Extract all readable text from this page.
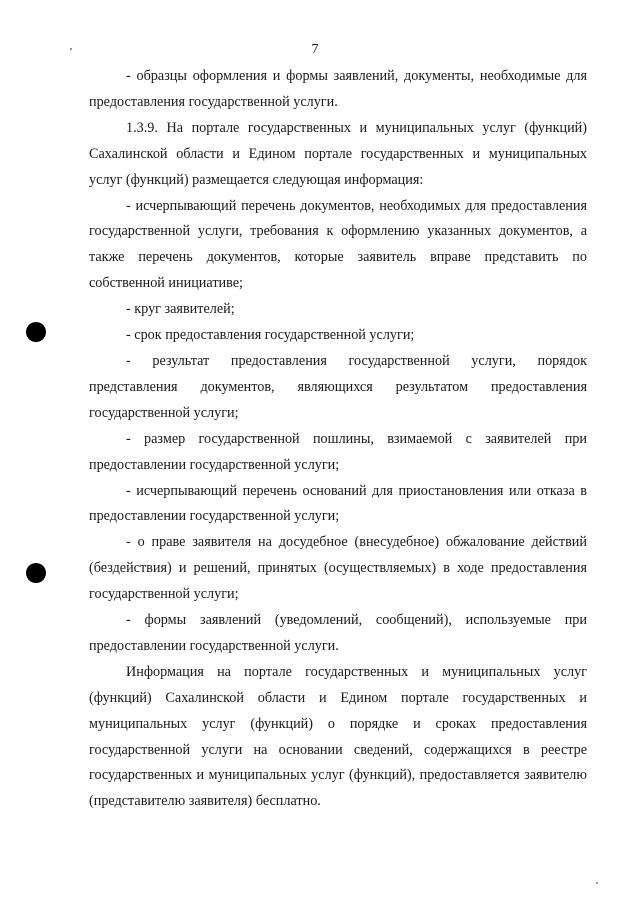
7

- образцы оформления и формы заявлений, документы, необходимые для предоставления государственной услуги.

1.3.9. На портале государственных и муниципальных услуг (функций) Сахалинской области и Едином портале государственных и муниципальных услуг (функций) размещается следующая информация:

- исчерпывающий перечень документов, необходимых для предоставления государственной услуги, требования к оформлению указанных документов, а также перечень документов, которые заявитель вправе представить по собственной инициативе;

- круг заявителей;

- срок предоставления государственной услуги;

- результат предоставления государственной услуги, порядок представления документов, являющихся результатом предоставления государственной услуги;

- размер государственной пошлины, взимаемой с заявителей при предоставлении государственной услуги;

- исчерпывающий перечень оснований для приостановления или отказа в предоставлении государственной услуги;

- о праве заявителя на досудебное (внесудебное) обжалование действий (бездействия) и решений, принятых (осуществляемых) в ходе предоставления государственной услуги;

- формы заявлений (уведомлений, сообщений), используемые при предоставлении государственной услуги.

Информация на портале государственных и муниципальных услуг (функций) Сахалинской области и Едином портале государственных и муниципальных услуг (функций) о порядке и сроках предоставления государственной услуги на основании сведений, содержащихся в реестре государственных и муниципальных услуг (функций), предоставляется заявителю (представителю заявителя) бесплатно.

☆ ☆ ☆ ☆ ☆

**Set problem**
Transcribe the material exactly, keeping every word and none of the pictures.

**Answer to this task**
Extract all readable text from this page.
7

- образцы оформления и формы заявлений, документы, необходимые для предоставления государственной услуги.

1.3.9. На портале государственных и муниципальных услуг (функций) Сахалинской области и Едином портале государственных и муниципальных услуг (функций) размещается следующая информация:

- исчерпывающий перечень документов, необходимых для предоставления государственной услуги, требования к оформлению указанных документов, а также перечень документов, которые заявитель вправе представить по собственной инициативе;

- круг заявителей;

- срок предоставления государственной услуги;

- результат предоставления государственной услуги, порядок представления документов, являющихся результатом предоставления государственной услуги;

- размер государственной пошлины, взимаемой с заявителей при предоставлении государственной услуги;

- исчерпывающий перечень оснований для приостановления или отказа в предоставлении государственной услуги;

- о праве заявителя на досудебное (внесудебное) обжалование действий (бездействия) и решений, принятых (осуществляемых) в ходе предоставления государственной услуги;

- формы заявлений (уведомлений, сообщений), используемые при предоставлении государственной услуги.

Информация на портале государственных и муниципальных услуг (функций) Сахалинской области и Едином портале государственных и муниципальных услуг (функций) о порядке и сроках предоставления государственной услуги на основании сведений, содержащихся в реестре государственных и муниципальных услуг (функций), предоставляется заявителю (представителю заявителя) бесплатно.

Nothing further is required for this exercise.